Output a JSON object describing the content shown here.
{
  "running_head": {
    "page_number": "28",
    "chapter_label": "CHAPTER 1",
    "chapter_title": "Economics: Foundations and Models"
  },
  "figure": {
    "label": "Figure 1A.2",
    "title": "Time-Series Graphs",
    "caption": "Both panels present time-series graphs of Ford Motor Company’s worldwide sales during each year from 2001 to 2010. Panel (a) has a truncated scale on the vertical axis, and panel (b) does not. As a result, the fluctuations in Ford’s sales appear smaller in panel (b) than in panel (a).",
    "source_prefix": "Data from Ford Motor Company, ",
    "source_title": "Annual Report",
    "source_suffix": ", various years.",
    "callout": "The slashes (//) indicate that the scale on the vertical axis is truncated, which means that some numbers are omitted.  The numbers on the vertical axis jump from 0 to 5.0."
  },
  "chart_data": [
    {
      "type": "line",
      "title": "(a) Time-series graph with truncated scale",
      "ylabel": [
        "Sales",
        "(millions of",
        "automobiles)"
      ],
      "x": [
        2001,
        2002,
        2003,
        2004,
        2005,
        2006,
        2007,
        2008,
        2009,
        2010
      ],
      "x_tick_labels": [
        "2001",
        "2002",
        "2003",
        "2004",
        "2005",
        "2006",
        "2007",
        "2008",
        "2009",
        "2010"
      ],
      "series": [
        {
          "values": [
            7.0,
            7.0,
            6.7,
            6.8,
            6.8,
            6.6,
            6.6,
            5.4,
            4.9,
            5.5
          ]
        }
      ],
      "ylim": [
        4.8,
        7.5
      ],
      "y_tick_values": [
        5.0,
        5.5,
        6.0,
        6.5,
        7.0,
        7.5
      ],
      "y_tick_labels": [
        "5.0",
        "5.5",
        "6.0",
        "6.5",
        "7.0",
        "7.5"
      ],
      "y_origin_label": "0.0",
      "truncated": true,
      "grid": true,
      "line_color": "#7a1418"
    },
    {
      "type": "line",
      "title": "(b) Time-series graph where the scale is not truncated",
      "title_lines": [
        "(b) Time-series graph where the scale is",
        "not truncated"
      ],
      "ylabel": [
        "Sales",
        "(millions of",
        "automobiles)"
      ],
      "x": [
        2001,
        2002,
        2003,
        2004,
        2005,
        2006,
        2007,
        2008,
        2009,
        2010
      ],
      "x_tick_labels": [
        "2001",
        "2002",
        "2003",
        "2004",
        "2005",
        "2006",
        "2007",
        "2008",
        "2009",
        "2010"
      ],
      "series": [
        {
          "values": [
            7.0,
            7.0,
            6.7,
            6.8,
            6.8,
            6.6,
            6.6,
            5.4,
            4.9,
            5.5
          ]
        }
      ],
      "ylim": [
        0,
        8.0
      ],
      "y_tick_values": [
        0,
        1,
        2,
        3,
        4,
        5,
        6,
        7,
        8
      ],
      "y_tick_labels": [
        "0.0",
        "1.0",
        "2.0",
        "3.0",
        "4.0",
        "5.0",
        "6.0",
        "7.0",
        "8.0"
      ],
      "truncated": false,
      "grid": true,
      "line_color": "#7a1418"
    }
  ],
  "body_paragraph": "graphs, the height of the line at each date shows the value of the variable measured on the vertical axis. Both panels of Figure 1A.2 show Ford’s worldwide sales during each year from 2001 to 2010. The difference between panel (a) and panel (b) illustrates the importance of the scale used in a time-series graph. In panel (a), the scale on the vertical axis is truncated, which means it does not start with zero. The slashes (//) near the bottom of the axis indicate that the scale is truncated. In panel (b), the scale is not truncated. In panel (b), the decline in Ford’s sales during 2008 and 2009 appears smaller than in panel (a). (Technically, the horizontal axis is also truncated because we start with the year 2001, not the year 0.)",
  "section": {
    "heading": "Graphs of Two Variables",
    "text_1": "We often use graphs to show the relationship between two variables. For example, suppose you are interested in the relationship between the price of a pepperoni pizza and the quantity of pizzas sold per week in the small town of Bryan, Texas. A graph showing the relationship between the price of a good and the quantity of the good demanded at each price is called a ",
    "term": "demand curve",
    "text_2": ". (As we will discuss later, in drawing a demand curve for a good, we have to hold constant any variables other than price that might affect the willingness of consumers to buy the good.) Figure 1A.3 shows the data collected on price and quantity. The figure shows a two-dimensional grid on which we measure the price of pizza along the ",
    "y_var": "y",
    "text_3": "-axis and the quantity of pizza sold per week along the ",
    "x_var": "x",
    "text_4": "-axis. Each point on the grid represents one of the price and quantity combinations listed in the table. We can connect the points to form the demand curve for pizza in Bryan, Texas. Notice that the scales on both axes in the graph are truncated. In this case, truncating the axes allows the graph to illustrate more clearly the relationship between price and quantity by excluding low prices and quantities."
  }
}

== GIVEN REQUEST ==
Quote all of the entries exactly as they appear.

== THE SOLUTION ==
Output a JSON object describing the content shown here.
{
  "running_head": {
    "page_number": "28",
    "chapter_label": "CHAPTER 1",
    "chapter_title": "Economics: Foundations and Models"
  },
  "figure": {
    "label": "Figure 1A.2",
    "title": "Time-Series Graphs",
    "caption": "Both panels present time-series graphs of Ford Motor Company’s worldwide sales during each year from 2001 to 2010. Panel (a) has a truncated scale on the vertical axis, and panel (b) does not. As a result, the fluctuations in Ford’s sales appear smaller in panel (b) than in panel (a).",
    "source_prefix": "Data from Ford Motor Company, ",
    "source_title": "Annual Report",
    "source_suffix": ", various years.",
    "callout": "The slashes (//) indicate that the scale on the vertical axis is truncated, which means that some numbers are omitted.  The numbers on the vertical axis jump from 0 to 5.0."
  },
  "chart_data": [
    {
      "type": "line",
      "title": "(a) Time-series graph with truncated scale",
      "ylabel": [
        "Sales",
        "(millions of",
        "automobiles)"
      ],
      "x": [
        2001,
        2002,
        2003,
        2004,
        2005,
        2006,
        2007,
        2008,
        2009,
        2010
      ],
      "x_tick_labels": [
        "2001",
        "2002",
        "2003",
        "2004",
        "2005",
        "2006",
        "2007",
        "2008",
        "2009",
        "2010"
      ],
      "series": [
        {
          "values": [
            7.0,
            7.0,
            6.7,
            6.8,
            6.8,
            6.6,
            6.6,
            5.4,
            4.9,
            5.5
          ]
        }
      ],
      "ylim": [
        4.8,
        7.5
      ],
      "y_tick_values": [
        5.0,
        5.5,
        6.0,
        6.5,
        7.0,
        7.5
      ],
      "y_tick_labels": [
        "5.0",
        "5.5",
        "6.0",
        "6.5",
        "7.0",
        "7.5"
      ],
      "y_origin_label": "0.0",
      "truncated": true,
      "grid": true,
      "line_color": "#7a1418"
    },
    {
      "type": "line",
      "title": "(b) Time-series graph where the scale is not truncated",
      "title_lines": [
        "(b) Time-series graph where the scale is",
        "not truncated"
      ],
      "ylabel": [
        "Sales",
        "(millions of",
        "automobiles)"
      ],
      "x": [
        2001,
        2002,
        2003,
        2004,
        2005,
        2006,
        2007,
        2008,
        2009,
        2010
      ],
      "x_tick_labels": [
        "2001",
        "2002",
        "2003",
        "2004",
        "2005",
        "2006",
        "2007",
        "2008",
        "2009",
        "2010"
      ],
      "series": [
        {
          "values": [
            7.0,
            7.0,
            6.7,
            6.8,
            6.8,
            6.6,
            6.6,
            5.4,
            4.9,
            5.5
          ]
        }
      ],
      "ylim": [
        0,
        8.0
      ],
      "y_tick_values": [
        0,
        1,
        2,
        3,
        4,
        5,
        6,
        7,
        8
      ],
      "y_tick_labels": [
        "0.0",
        "1.0",
        "2.0",
        "3.0",
        "4.0",
        "5.0",
        "6.0",
        "7.0",
        "8.0"
      ],
      "truncated": false,
      "grid": true,
      "line_color": "#7a1418"
    }
  ],
  "body_paragraph": "graphs, the height of the line at each date shows the value of the variable measured on the vertical axis. Both panels of Figure 1A.2 show Ford’s worldwide sales during each year from 2001 to 2010. The difference between panel (a) and panel (b) illustrates the importance of the scale used in a time-series graph. In panel (a), the scale on the vertical axis is truncated, which means it does not start with zero. The slashes (//) near the bottom of the axis indicate that the scale is truncated. In panel (b), the scale is not truncated. In panel (b), the decline in Ford’s sales during 2008 and 2009 appears smaller than in panel (a). (Technically, the horizontal axis is also truncated because we start with the year 2001, not the year 0.)",
  "section": {
    "heading": "Graphs of Two Variables",
    "text_1": "We often use graphs to show the relationship between two variables. For example, suppose you are interested in the relationship between the price of a pepperoni pizza and the quantity of pizzas sold per week in the small town of Bryan, Texas. A graph showing the relationship between the price of a good and the quantity of the good demanded at each price is called a ",
    "term": "demand curve",
    "text_2": ". (As we will discuss later, in drawing a demand curve for a good, we have to hold constant any variables other than price that might affect the willingness of consumers to buy the good.) Figure 1A.3 shows the data collected on price and quantity. The figure shows a two-dimensional grid on which we measure the price of pizza along the ",
    "y_var": "y",
    "text_3": "-axis and the quantity of pizza sold per week along the ",
    "x_var": "x",
    "text_4": "-axis. Each point on the grid represents one of the price and quantity combinations listed in the table. We can connect the points to form the demand curve for pizza in Bryan, Texas. Notice that the scales on both axes in the graph are truncated. In this case, truncating the axes allows the graph to illustrate more clearly the relationship between price and quantity by excluding low prices and quantities."
  }
}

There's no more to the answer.